> **WRITTEN EXERCISE**:
Reproduce the listing below exactly. Pictures do not belong in the copy.

◆ ◆ ◆ ◆

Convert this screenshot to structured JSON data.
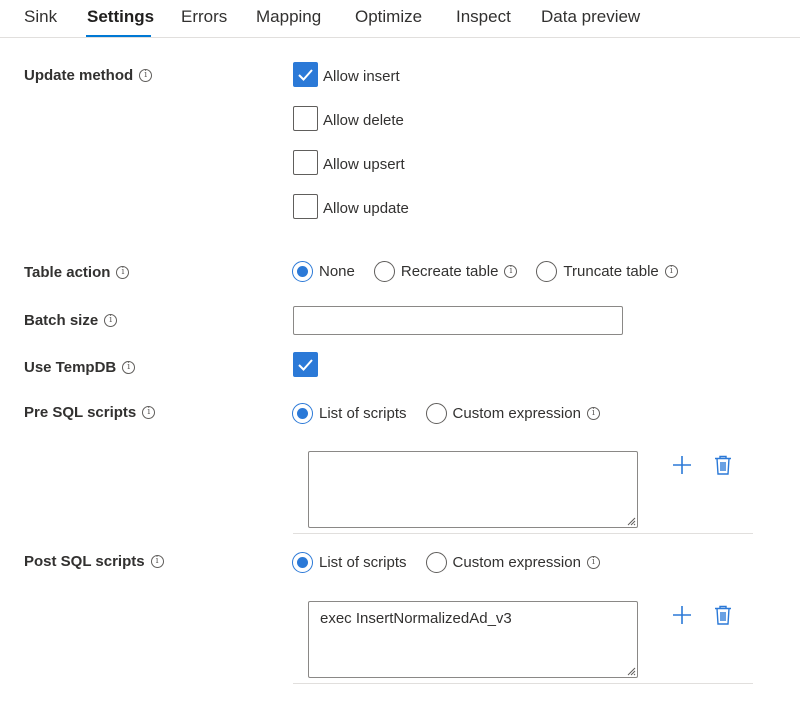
{
  "tabs": [
    {
      "label": "Sink"
    },
    {
      "label": "Settings"
    },
    {
      "label": "Errors"
    },
    {
      "label": "Mapping"
    },
    {
      "label": "Optimize"
    },
    {
      "label": "Inspect"
    },
    {
      "label": "Data preview"
    }
  ],
  "active_tab": "Settings",
  "update_method": {
    "label": "Update method",
    "options": [
      {
        "label": "Allow insert",
        "checked": true
      },
      {
        "label": "Allow delete",
        "checked": false
      },
      {
        "label": "Allow upsert",
        "checked": false
      },
      {
        "label": "Allow update",
        "checked": false
      }
    ]
  },
  "table_action": {
    "label": "Table action",
    "options": [
      {
        "label": "None",
        "selected": true
      },
      {
        "label": "Recreate table",
        "selected": false
      },
      {
        "label": "Truncate table",
        "selected": false
      }
    ]
  },
  "batch_size": {
    "label": "Batch size",
    "value": ""
  },
  "use_tempdb": {
    "label": "Use TempDB",
    "checked": true
  },
  "pre_sql": {
    "label": "Pre SQL scripts",
    "options": [
      {
        "label": "List of scripts",
        "selected": true
      },
      {
        "label": "Custom expression",
        "selected": false
      }
    ],
    "script": ""
  },
  "post_sql": {
    "label": "Post SQL scripts",
    "options": [
      {
        "label": "List of scripts",
        "selected": true
      },
      {
        "label": "Custom expression",
        "selected": false
      }
    ],
    "script": "exec InsertNormalizedAd_v3"
  },
  "colors": {
    "accent": "#0078d4",
    "checkbox_fill": "#2b79d7",
    "border": "#8a8886"
  },
  "icons": {
    "info": "info-icon",
    "add": "plus-icon",
    "delete": "trash-icon",
    "check": "checkmark-icon"
  }
}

◆ ◆ ◆ ◆

> **SOLUTION TO THIS PROBLEM**:
Convert this screenshot to structured JSON data.
{
  "tabs": [
    {
      "label": "Sink"
    },
    {
      "label": "Settings"
    },
    {
      "label": "Errors"
    },
    {
      "label": "Mapping"
    },
    {
      "label": "Optimize"
    },
    {
      "label": "Inspect"
    },
    {
      "label": "Data preview"
    }
  ],
  "active_tab": "Settings",
  "update_method": {
    "label": "Update method",
    "options": [
      {
        "label": "Allow insert",
        "checked": true
      },
      {
        "label": "Allow delete",
        "checked": false
      },
      {
        "label": "Allow upsert",
        "checked": false
      },
      {
        "label": "Allow update",
        "checked": false
      }
    ]
  },
  "table_action": {
    "label": "Table action",
    "options": [
      {
        "label": "None",
        "selected": true
      },
      {
        "label": "Recreate table",
        "selected": false
      },
      {
        "label": "Truncate table",
        "selected": false
      }
    ]
  },
  "batch_size": {
    "label": "Batch size",
    "value": ""
  },
  "use_tempdb": {
    "label": "Use TempDB",
    "checked": true
  },
  "pre_sql": {
    "label": "Pre SQL scripts",
    "options": [
      {
        "label": "List of scripts",
        "selected": true
      },
      {
        "label": "Custom expression",
        "selected": false
      }
    ],
    "script": ""
  },
  "post_sql": {
    "label": "Post SQL scripts",
    "options": [
      {
        "label": "List of scripts",
        "selected": true
      },
      {
        "label": "Custom expression",
        "selected": false
      }
    ],
    "script": "exec InsertNormalizedAd_v3"
  },
  "colors": {
    "accent": "#0078d4",
    "checkbox_fill": "#2b79d7",
    "border": "#8a8886"
  },
  "icons": {
    "info": "info-icon",
    "add": "plus-icon",
    "delete": "trash-icon",
    "check": "checkmark-icon"
  }
}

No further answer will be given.